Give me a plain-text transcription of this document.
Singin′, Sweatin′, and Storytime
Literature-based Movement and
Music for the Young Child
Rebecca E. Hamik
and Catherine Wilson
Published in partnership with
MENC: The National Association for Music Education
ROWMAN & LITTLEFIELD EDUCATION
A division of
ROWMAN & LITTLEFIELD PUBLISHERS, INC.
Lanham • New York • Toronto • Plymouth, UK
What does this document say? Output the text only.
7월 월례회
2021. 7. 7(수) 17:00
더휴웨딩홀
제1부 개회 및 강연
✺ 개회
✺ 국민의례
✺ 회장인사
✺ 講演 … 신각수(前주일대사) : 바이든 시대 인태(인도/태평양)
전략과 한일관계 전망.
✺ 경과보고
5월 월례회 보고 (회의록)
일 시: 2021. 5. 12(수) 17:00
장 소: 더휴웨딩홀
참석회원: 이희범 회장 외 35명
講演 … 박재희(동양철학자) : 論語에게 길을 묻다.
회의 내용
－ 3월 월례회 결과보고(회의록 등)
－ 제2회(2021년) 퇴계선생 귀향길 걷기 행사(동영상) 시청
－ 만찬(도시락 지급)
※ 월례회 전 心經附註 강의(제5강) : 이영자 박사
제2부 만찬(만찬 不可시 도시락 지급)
_ _ _ _ _
-- Set problem --
Copy out every line from the records that has the word "LITTLEFIELD".

-- Response below --
ROWMAN & LITTLEFIELD EDUCATION
ROWMAN & LITTLEFIELD PUBLISHERS, INC.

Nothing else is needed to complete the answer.